* WHAT IS REQUIRED *
Exactly reproduce the line that contains "Output a JSON" and all lines after it in the entries below, through the very last line.
....
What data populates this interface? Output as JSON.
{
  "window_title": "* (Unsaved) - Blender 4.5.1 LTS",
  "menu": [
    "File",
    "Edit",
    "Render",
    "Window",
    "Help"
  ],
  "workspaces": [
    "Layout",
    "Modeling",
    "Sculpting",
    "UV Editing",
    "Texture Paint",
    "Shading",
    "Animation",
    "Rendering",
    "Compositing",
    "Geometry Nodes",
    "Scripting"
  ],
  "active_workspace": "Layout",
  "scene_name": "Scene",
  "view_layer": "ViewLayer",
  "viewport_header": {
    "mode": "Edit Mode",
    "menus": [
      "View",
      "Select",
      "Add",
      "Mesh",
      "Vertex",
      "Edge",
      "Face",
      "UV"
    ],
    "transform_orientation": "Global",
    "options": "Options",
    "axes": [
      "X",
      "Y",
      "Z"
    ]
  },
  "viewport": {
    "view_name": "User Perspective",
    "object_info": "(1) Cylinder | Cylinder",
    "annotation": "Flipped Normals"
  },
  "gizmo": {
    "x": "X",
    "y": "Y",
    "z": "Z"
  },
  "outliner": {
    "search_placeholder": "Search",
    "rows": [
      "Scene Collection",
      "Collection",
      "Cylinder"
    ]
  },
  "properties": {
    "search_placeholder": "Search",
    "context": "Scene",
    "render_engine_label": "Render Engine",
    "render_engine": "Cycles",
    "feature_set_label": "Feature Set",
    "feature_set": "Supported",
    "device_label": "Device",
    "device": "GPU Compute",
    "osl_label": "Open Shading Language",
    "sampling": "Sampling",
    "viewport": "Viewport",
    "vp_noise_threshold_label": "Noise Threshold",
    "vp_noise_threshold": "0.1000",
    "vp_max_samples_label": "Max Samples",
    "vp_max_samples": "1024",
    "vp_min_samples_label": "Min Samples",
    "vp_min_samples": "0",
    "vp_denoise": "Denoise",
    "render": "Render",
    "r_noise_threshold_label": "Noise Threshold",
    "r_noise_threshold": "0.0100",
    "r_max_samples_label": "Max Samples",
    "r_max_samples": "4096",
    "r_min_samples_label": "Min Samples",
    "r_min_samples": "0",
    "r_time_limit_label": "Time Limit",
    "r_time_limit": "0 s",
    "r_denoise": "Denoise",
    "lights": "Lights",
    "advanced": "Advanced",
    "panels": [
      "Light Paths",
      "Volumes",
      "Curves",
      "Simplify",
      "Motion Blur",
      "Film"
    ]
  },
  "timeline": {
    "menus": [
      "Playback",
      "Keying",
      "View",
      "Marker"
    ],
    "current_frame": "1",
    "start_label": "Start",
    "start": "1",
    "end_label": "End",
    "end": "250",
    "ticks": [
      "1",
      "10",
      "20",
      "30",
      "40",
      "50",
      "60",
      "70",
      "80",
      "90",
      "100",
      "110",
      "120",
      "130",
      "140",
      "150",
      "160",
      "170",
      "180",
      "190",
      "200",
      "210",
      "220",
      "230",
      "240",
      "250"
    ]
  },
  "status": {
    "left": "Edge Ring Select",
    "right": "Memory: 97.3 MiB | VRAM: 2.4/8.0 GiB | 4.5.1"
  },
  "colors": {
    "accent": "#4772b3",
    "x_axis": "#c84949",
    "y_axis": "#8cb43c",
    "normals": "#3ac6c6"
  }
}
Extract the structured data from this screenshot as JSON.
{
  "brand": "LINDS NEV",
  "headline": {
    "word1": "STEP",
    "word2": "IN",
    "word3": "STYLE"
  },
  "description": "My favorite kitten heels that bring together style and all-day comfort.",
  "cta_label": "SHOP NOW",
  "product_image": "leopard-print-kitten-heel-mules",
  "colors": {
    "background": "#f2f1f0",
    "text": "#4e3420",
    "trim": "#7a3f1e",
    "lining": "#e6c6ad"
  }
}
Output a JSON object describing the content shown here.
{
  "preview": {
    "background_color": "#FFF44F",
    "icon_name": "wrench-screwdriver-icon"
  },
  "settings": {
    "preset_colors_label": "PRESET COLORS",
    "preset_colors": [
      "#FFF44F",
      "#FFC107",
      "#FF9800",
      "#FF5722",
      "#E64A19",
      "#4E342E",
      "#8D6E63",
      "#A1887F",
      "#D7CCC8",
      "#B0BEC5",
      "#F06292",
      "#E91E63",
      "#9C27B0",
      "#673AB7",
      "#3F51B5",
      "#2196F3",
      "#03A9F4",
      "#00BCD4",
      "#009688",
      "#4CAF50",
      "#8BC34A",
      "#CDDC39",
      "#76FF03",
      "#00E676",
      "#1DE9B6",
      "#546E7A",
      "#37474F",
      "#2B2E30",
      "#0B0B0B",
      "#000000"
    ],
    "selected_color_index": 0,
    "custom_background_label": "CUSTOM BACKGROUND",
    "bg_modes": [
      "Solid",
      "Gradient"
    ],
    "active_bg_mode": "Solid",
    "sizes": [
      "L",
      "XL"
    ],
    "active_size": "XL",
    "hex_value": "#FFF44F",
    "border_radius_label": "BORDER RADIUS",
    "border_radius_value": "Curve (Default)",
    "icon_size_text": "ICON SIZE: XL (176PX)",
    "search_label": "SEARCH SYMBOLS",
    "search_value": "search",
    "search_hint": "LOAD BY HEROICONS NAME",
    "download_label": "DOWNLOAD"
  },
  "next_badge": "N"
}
....
* FULL OUTPUT *
Output a JSON object describing the content shown here.
{
  "preview": {
    "background_color": "#FFF44F",
    "icon_name": "wrench-screwdriver-icon"
  },
  "settings": {
    "preset_colors_label": "PRESET COLORS",
    "preset_colors": [
      "#FFF44F",
      "#FFC107",
      "#FF9800",
      "#FF5722",
      "#E64A19",
      "#4E342E",
      "#8D6E63",
      "#A1887F",
      "#D7CCC8",
      "#B0BEC5",
      "#F06292",
      "#E91E63",
      "#9C27B0",
      "#673AB7",
      "#3F51B5",
      "#2196F3",
      "#03A9F4",
      "#00BCD4",
      "#009688",
      "#4CAF50",
      "#8BC34A",
      "#CDDC39",
      "#76FF03",
      "#00E676",
      "#1DE9B6",
      "#546E7A",
      "#37474F",
      "#2B2E30",
      "#0B0B0B",
      "#000000"
    ],
    "selected_color_index": 0,
    "custom_background_label": "CUSTOM BACKGROUND",
    "bg_modes": [
      "Solid",
      "Gradient"
    ],
    "active_bg_mode": "Solid",
    "sizes": [
      "L",
      "XL"
    ],
    "active_size": "XL",
    "hex_value": "#FFF44F",
    "border_radius_label": "BORDER RADIUS",
    "border_radius_value": "Curve (Default)",
    "icon_size_text": "ICON SIZE: XL (176PX)",
    "search_label": "SEARCH SYMBOLS",
    "search_value": "search",
    "search_hint": "LOAD BY HEROICONS NAME",
    "download_label": "DOWNLOAD"
  },
  "next_badge": "N"
}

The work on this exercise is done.